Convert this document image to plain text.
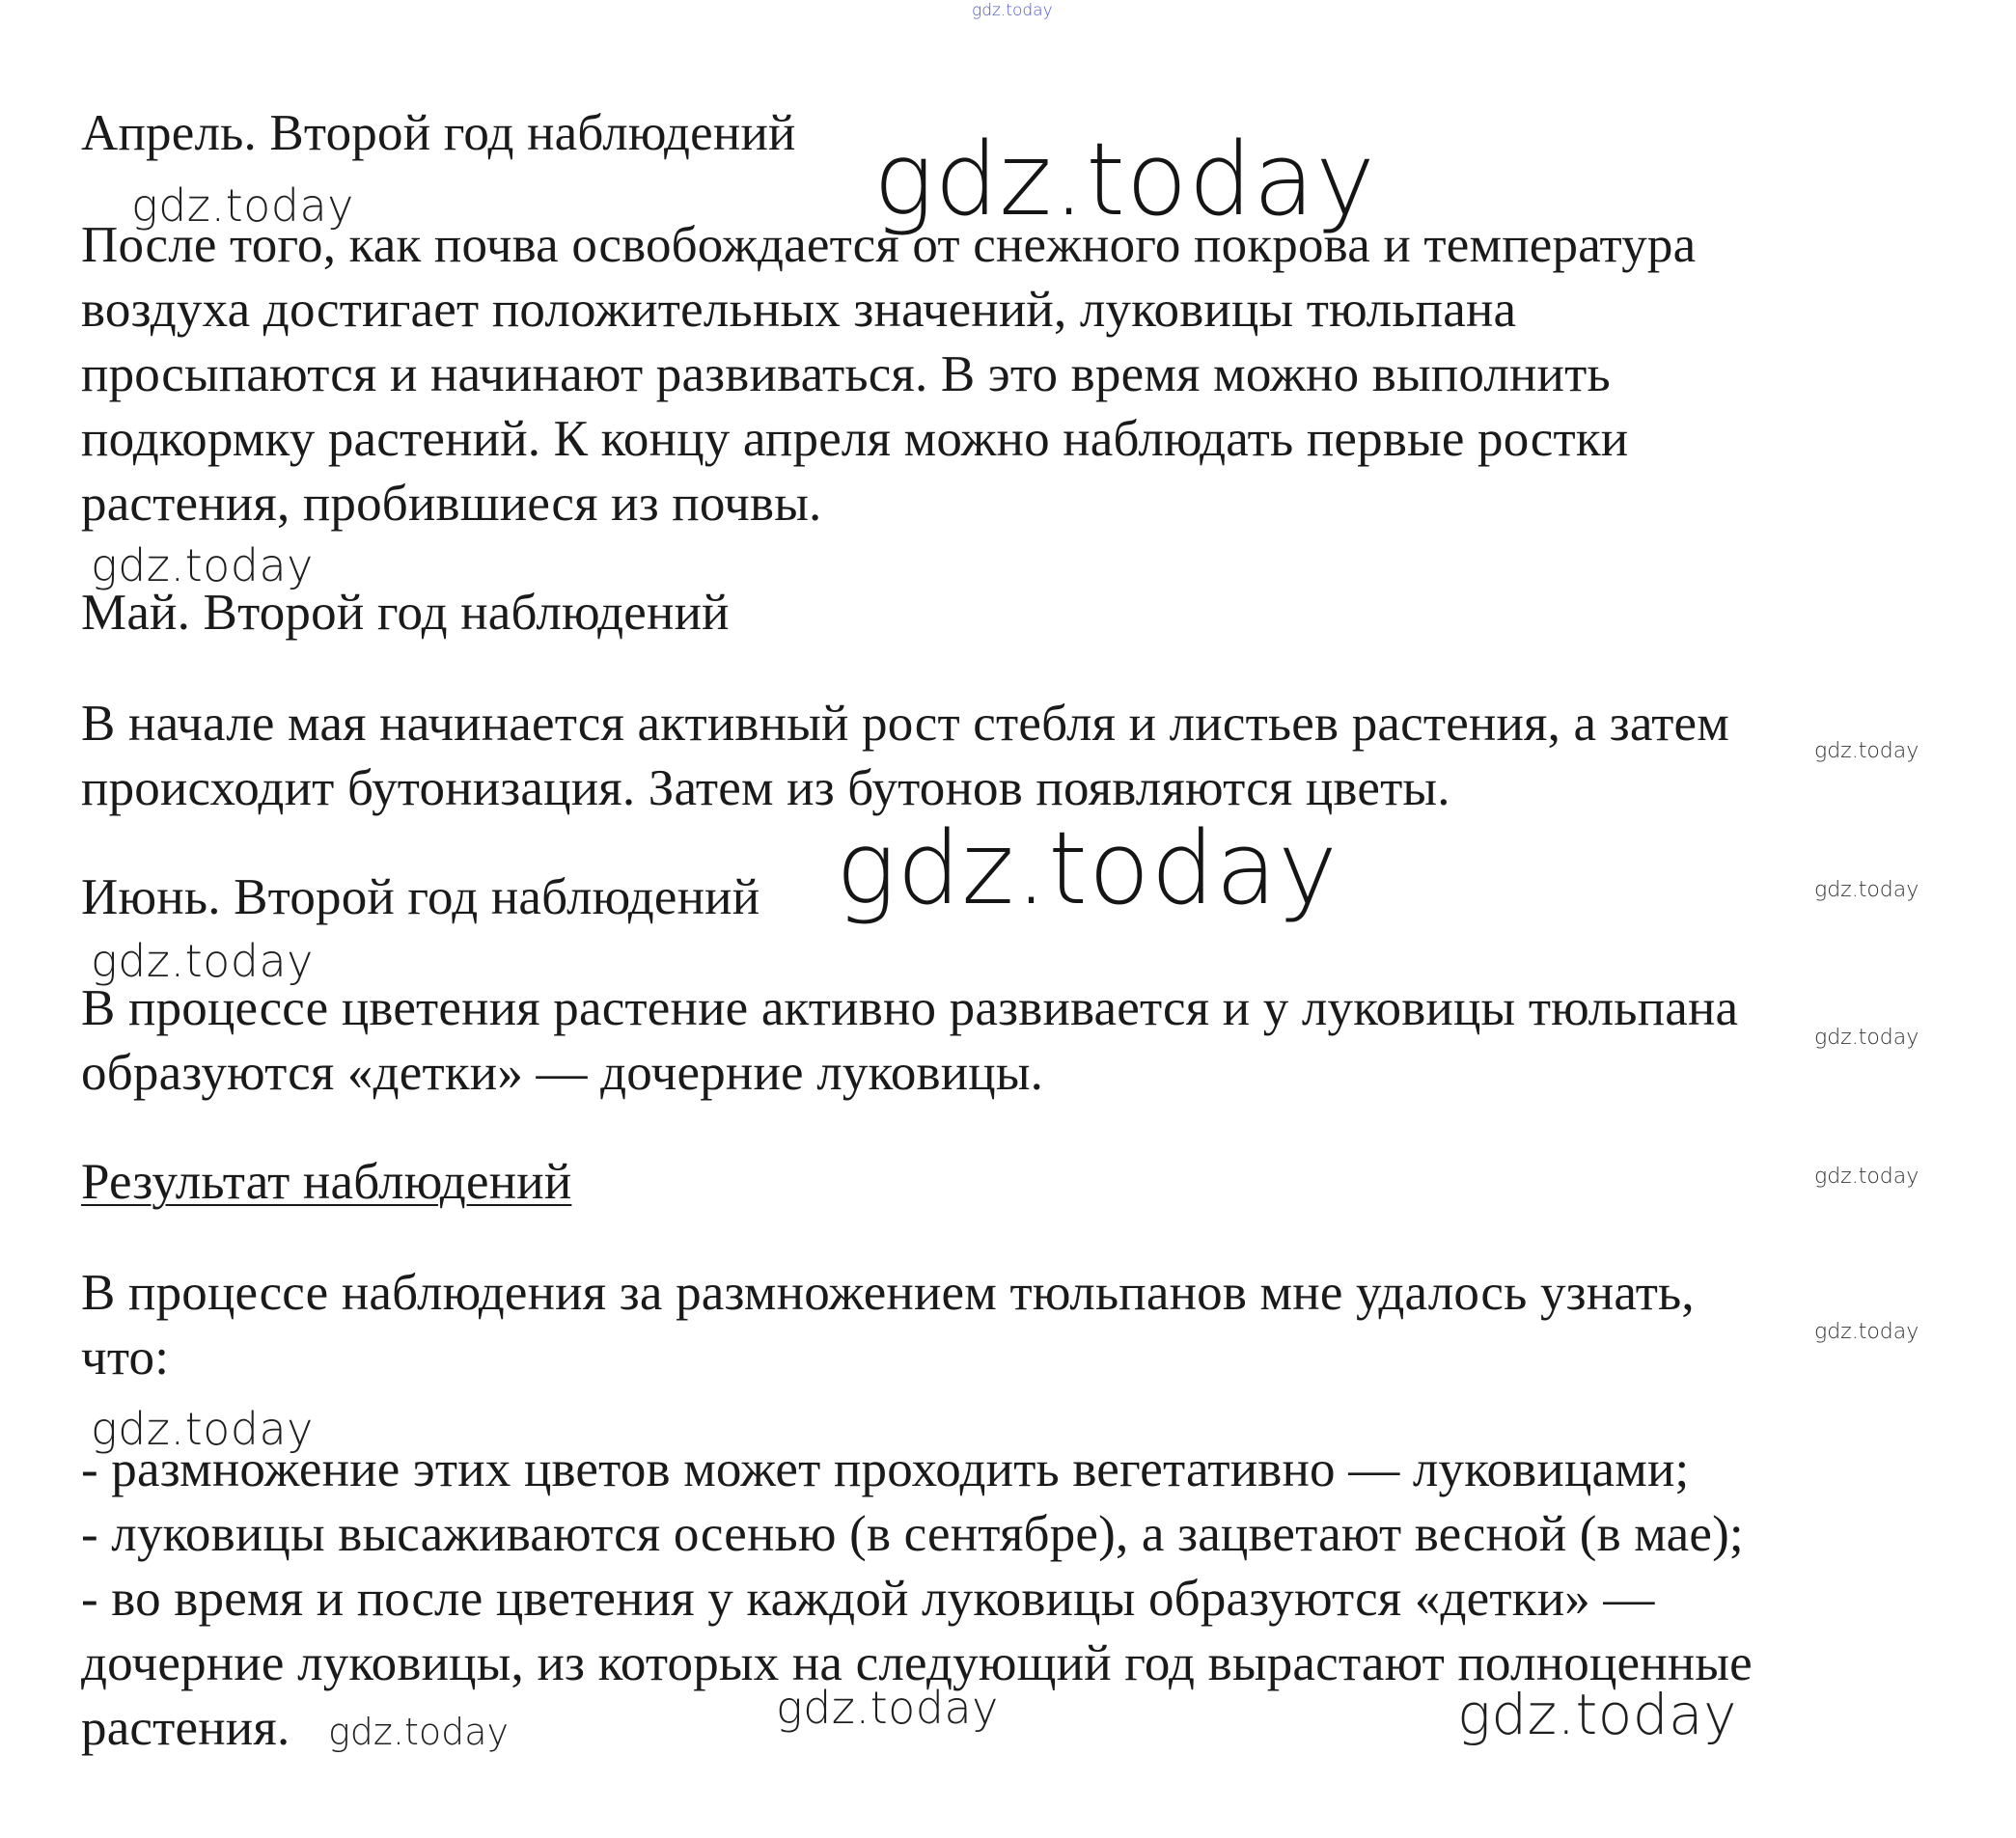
Апрель. Второй год наблюдений
После того, как почва освобождается от снежного покрова и температура
воздуха достигает положительных значений, луковицы тюльпана
просыпаются и начинают развиваться. В это время можно выполнить
подкормку растений. К концу апреля можно наблюдать первые ростки
растения, пробившиеся из почвы.
Май. Второй год наблюдений
В начале мая начинается активный рост стебля и листьев растения, а затем
происходит бутонизация. Затем из бутонов появляются цветы.
Июнь. Второй год наблюдений
В процессе цветения растение активно развивается и у луковицы тюльпана
образуются «детки» — дочерние луковицы.
Результат наблюдений
В процессе наблюдения за размножением тюльпанов мне удалось узнать,
что:
- размножение этих цветов может проходить вегетативно — луковицами;
- луковицы высаживаются осенью (в сентябре), а зацветают весной (в мае);
- во время и после цветения у каждой луковицы образуются «детки» —
дочерние луковицы, из которых на следующий год вырастают полноценные
растения.
gdz.today
gdz.today
gdz.today
gdz.today
gdz.today
gdz.today	gdz.today
gdz.today
gdz.today
gdz.today
gdz.today
gdz.today
gdz.today	gdz.today
gdz.today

-------------------------

STATED TASK:
A faithful copy of the records above is needed, with the pictures left out.

OUTPUT OF THE EXERCISE:
Convert this document image to plain text.
Апрель. Второй год наблюдений
После того, как почва освобождается от снежного покрова и температура
воздуха достигает положительных значений, луковицы тюльпана
просыпаются и начинают развиваться. В это время можно выполнить
подкормку растений. К концу апреля можно наблюдать первые ростки
растения, пробившиеся из почвы.
Май. Второй год наблюдений
В начале мая начинается активный рост стебля и листьев растения, а затем
происходит бутонизация. Затем из бутонов появляются цветы.
Июнь. Второй год наблюдений
В процессе цветения растение активно развивается и у луковицы тюльпана
образуются «детки» — дочерние луковицы.
Результат наблюдений
В процессе наблюдения за размножением тюльпанов мне удалось узнать,
что:
- размножение этих цветов может проходить вегетативно — луковицами;
- луковицы высаживаются осенью (в сентябре), а зацветают весной (в мае);
- во время и после цветения у каждой луковицы образуются «детки» —
дочерние луковицы, из которых на следующий год вырастают полноценные
растения.
gdz.today
gdz.today
gdz.today
gdz.today
gdz.today
gdz.today	gdz.today
gdz.today
gdz.today
gdz.today
gdz.today
gdz.today
gdz.today	gdz.today
gdz.today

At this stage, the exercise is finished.